(WORK TO DO):
Return every line of the entries below unchanged, character for character.

(Region boundary data):
** Start **

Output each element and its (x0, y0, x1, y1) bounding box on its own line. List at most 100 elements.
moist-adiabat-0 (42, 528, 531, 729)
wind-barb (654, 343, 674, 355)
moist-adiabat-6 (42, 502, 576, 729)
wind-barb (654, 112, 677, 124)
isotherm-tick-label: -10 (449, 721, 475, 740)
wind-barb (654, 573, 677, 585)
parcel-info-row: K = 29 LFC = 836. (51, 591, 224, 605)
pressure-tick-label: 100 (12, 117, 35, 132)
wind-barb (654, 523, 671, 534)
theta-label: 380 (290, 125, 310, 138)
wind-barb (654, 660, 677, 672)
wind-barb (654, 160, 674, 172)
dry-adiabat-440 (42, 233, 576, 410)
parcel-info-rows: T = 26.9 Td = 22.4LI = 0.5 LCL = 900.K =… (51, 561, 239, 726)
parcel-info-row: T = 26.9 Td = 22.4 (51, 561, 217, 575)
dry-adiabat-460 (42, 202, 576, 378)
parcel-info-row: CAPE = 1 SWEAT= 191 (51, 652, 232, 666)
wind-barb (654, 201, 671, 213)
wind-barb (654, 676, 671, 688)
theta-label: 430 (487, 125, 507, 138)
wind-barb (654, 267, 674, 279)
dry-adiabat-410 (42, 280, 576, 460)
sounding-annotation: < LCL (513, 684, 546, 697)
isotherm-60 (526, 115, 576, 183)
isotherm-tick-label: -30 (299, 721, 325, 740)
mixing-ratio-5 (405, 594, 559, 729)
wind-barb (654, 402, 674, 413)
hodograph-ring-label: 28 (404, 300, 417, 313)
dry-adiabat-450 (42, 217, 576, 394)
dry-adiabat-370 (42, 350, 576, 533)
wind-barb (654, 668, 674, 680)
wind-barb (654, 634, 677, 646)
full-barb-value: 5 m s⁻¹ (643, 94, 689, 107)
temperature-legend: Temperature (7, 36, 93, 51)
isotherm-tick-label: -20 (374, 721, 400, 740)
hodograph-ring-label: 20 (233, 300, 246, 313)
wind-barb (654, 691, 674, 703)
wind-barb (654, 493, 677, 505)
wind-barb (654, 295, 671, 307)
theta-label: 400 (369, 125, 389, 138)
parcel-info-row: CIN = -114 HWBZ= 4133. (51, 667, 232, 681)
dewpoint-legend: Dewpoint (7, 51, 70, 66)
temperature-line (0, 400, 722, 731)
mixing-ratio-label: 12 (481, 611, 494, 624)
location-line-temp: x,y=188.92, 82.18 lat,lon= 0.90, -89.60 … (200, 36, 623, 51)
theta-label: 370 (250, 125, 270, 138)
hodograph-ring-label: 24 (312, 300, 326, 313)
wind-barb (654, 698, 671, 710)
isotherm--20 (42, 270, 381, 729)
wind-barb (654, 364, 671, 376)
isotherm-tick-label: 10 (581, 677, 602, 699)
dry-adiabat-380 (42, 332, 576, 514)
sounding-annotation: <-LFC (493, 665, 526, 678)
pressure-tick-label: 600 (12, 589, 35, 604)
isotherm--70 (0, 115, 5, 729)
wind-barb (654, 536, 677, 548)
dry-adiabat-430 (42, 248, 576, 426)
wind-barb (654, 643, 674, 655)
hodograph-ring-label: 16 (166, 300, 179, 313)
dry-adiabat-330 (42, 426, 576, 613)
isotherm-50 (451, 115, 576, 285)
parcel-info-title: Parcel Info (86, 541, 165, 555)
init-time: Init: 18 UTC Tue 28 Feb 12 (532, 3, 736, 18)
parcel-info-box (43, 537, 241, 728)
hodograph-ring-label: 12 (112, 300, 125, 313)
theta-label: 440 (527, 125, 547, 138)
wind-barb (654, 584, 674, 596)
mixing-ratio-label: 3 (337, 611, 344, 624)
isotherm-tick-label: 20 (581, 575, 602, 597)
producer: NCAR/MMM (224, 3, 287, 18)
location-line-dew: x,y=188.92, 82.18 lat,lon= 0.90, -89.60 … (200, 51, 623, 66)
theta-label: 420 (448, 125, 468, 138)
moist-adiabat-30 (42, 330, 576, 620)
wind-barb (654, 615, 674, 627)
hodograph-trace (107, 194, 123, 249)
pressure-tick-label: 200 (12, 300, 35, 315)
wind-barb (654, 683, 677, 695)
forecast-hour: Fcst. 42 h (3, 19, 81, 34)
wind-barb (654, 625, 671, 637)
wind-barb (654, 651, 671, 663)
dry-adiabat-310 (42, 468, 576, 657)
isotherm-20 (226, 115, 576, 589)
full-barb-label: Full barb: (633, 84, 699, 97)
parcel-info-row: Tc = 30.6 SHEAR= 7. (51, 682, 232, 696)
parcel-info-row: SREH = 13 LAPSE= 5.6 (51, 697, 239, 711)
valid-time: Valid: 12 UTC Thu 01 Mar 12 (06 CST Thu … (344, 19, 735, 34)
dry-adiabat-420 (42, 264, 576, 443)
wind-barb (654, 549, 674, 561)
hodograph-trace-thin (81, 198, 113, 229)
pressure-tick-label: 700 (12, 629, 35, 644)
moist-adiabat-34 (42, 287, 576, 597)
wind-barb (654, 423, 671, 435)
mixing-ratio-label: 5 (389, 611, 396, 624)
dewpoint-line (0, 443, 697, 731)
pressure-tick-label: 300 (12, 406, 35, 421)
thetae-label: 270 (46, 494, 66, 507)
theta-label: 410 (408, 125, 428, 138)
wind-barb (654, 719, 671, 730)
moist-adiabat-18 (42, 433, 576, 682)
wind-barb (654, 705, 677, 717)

** End **

(RESULT OF THIS EXERCISE):
Output each element and its (x0, y0, x1, y1) bounding box on its own line. List at most 100 elements.
moist-adiabat-0 (42, 528, 531, 729)
wind-barb (654, 343, 674, 355)
moist-adiabat-6 (42, 502, 576, 729)
wind-barb (654, 112, 677, 124)
isotherm-tick-label: -10 (449, 721, 475, 740)
wind-barb (654, 573, 677, 585)
parcel-info-row: K = 29 LFC = 836. (51, 591, 224, 605)
pressure-tick-label: 100 (12, 117, 35, 132)
wind-barb (654, 523, 671, 534)
theta-label: 380 (290, 125, 310, 138)
wind-barb (654, 660, 677, 672)
wind-barb (654, 160, 674, 172)
dry-adiabat-440 (42, 233, 576, 410)
parcel-info-rows: T = 26.9 Td = 22.4LI = 0.5 LCL = 900.K =… (51, 561, 239, 726)
parcel-info-row: T = 26.9 Td = 22.4 (51, 561, 217, 575)
dry-adiabat-460 (42, 202, 576, 378)
parcel-info-row: CAPE = 1 SWEAT= 191 (51, 652, 232, 666)
wind-barb (654, 201, 671, 213)
wind-barb (654, 676, 671, 688)
theta-label: 430 (487, 125, 507, 138)
wind-barb (654, 267, 674, 279)
dry-adiabat-410 (42, 280, 576, 460)
sounding-annotation: < LCL (513, 684, 546, 697)
isotherm-60 (526, 115, 576, 183)
isotherm-tick-label: -30 (299, 721, 325, 740)
mixing-ratio-5 (405, 594, 559, 729)
wind-barb (654, 402, 674, 413)
hodograph-ring-label: 28 (404, 300, 417, 313)
dry-adiabat-450 (42, 217, 576, 394)
dry-adiabat-370 (42, 350, 576, 533)
wind-barb (654, 668, 674, 680)
wind-barb (654, 634, 677, 646)
full-barb-value: 5 m s⁻¹ (643, 94, 689, 107)
temperature-legend: Temperature (7, 36, 93, 51)
isotherm-tick-label: -20 (374, 721, 400, 740)
hodograph-ring-label: 20 (233, 300, 246, 313)
wind-barb (654, 691, 674, 703)
wind-barb (654, 493, 677, 505)
wind-barb (654, 295, 671, 307)
theta-label: 400 (369, 125, 389, 138)
parcel-info-row: CIN = -114 HWBZ= 4133. (51, 667, 232, 681)
dewpoint-legend: Dewpoint (7, 51, 70, 66)
temperature-line (0, 400, 722, 731)
mixing-ratio-label: 12 (481, 611, 494, 624)
location-line-temp: x,y=188.92, 82.18 lat,lon= 0.90, -89.60 … (200, 36, 623, 51)
theta-label: 370 (250, 125, 270, 138)
hodograph-ring-label: 24 (312, 300, 326, 313)
wind-barb (654, 698, 671, 710)
isotherm--20 (42, 270, 381, 729)
wind-barb (654, 364, 671, 376)
isotherm-tick-label: 10 (581, 677, 602, 699)
dry-adiabat-380 (42, 332, 576, 514)
sounding-annotation: <-LFC (493, 665, 526, 678)
pressure-tick-label: 600 (12, 589, 35, 604)
isotherm--70 (0, 115, 5, 729)
wind-barb (654, 536, 677, 548)
dry-adiabat-430 (42, 248, 576, 426)
wind-barb (654, 643, 674, 655)
hodograph-ring-label: 16 (166, 300, 179, 313)
dry-adiabat-330 (42, 426, 576, 613)
isotherm-50 (451, 115, 576, 285)
parcel-info-title: Parcel Info (86, 541, 165, 555)
init-time: Init: 18 UTC Tue 28 Feb 12 (532, 3, 736, 18)
parcel-info-box (43, 537, 241, 728)
hodograph-ring-label: 12 (112, 300, 125, 313)
theta-label: 440 (527, 125, 547, 138)
wind-barb (654, 584, 674, 596)
mixing-ratio-label: 3 (337, 611, 344, 624)
isotherm-tick-label: 20 (581, 575, 602, 597)
producer: NCAR/MMM (224, 3, 287, 18)
location-line-dew: x,y=188.92, 82.18 lat,lon= 0.90, -89.60 … (200, 51, 623, 66)
theta-label: 420 (448, 125, 468, 138)
moist-adiabat-30 (42, 330, 576, 620)
wind-barb (654, 615, 674, 627)
hodograph-trace (107, 194, 123, 249)
pressure-tick-label: 200 (12, 300, 35, 315)
wind-barb (654, 683, 677, 695)
forecast-hour: Fcst. 42 h (3, 19, 81, 34)
wind-barb (654, 625, 671, 637)
wind-barb (654, 651, 671, 663)
dry-adiabat-310 (42, 468, 576, 657)
isotherm-20 (226, 115, 576, 589)
full-barb-label: Full barb: (633, 84, 699, 97)
parcel-info-row: Tc = 30.6 SHEAR= 7. (51, 682, 232, 696)
parcel-info-row: SREH = 13 LAPSE= 5.6 (51, 697, 239, 711)
valid-time: Valid: 12 UTC Thu 01 Mar 12 (06 CST Thu … (344, 19, 735, 34)
dry-adiabat-420 (42, 264, 576, 443)
wind-barb (654, 549, 674, 561)
hodograph-trace-thin (81, 198, 113, 229)
pressure-tick-label: 700 (12, 629, 35, 644)
moist-adiabat-34 (42, 287, 576, 597)
wind-barb (654, 423, 671, 435)
mixing-ratio-label: 5 (389, 611, 396, 624)
dewpoint-line (0, 443, 697, 731)
pressure-tick-label: 300 (12, 406, 35, 421)
thetae-label: 270 (46, 494, 66, 507)
theta-label: 410 (408, 125, 428, 138)
wind-barb (654, 719, 671, 730)
moist-adiabat-18 (42, 433, 576, 682)
wind-barb (654, 705, 677, 717)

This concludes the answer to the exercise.